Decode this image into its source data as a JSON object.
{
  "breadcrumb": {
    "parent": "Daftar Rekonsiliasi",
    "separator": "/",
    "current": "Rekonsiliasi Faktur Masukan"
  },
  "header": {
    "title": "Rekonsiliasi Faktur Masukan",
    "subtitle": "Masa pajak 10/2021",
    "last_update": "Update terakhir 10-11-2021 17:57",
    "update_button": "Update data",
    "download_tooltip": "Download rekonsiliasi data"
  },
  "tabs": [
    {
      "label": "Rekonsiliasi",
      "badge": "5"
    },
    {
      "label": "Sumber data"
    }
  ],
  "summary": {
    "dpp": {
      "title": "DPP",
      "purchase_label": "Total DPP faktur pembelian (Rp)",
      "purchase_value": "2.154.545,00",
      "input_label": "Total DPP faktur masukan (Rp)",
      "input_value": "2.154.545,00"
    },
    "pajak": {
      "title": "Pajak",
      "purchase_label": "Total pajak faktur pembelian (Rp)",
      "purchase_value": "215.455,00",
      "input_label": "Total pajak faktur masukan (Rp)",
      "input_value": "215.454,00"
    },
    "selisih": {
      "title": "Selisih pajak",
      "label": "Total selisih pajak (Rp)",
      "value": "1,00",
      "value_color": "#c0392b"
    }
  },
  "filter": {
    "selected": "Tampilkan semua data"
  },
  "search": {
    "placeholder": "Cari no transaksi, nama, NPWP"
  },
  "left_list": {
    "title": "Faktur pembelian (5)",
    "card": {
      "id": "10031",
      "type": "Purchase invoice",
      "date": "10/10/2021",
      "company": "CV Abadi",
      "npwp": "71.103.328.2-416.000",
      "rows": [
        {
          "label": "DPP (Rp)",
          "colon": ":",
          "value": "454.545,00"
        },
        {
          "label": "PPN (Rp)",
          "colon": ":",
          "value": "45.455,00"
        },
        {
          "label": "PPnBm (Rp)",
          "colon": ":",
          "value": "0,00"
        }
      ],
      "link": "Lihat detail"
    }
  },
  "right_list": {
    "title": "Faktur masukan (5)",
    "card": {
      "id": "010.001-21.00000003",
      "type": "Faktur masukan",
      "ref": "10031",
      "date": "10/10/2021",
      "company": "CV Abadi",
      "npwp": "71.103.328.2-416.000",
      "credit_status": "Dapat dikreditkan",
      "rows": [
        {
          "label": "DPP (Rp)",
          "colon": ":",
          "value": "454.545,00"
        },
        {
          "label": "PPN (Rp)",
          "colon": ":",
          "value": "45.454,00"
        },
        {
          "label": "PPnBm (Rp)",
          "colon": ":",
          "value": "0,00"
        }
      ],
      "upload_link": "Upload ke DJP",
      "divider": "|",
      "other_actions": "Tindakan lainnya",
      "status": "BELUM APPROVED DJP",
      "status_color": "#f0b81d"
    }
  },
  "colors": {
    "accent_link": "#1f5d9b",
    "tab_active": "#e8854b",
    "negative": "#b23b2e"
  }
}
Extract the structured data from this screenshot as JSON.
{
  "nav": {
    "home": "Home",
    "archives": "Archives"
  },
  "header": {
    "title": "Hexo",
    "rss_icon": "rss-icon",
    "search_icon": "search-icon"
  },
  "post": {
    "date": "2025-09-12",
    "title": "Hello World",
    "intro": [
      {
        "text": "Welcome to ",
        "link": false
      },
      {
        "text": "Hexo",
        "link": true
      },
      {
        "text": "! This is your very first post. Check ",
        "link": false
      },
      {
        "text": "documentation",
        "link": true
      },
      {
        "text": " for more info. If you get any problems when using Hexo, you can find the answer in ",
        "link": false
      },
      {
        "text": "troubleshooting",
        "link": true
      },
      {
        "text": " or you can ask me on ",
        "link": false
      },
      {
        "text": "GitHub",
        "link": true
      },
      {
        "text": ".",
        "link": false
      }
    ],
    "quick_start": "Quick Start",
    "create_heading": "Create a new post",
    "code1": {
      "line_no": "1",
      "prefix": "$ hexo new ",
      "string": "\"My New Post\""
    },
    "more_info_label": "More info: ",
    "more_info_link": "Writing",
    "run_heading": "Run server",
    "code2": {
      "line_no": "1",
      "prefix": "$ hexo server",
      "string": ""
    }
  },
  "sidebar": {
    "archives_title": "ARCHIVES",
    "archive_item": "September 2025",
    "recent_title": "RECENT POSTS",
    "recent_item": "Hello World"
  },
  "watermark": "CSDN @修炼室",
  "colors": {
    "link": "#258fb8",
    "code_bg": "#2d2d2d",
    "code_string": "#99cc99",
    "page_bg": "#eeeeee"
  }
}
----
■ REQUIRED TASK ■
Give only the number of lines in the data that include the string "Update".

■ OUTPUT BELOW ■
2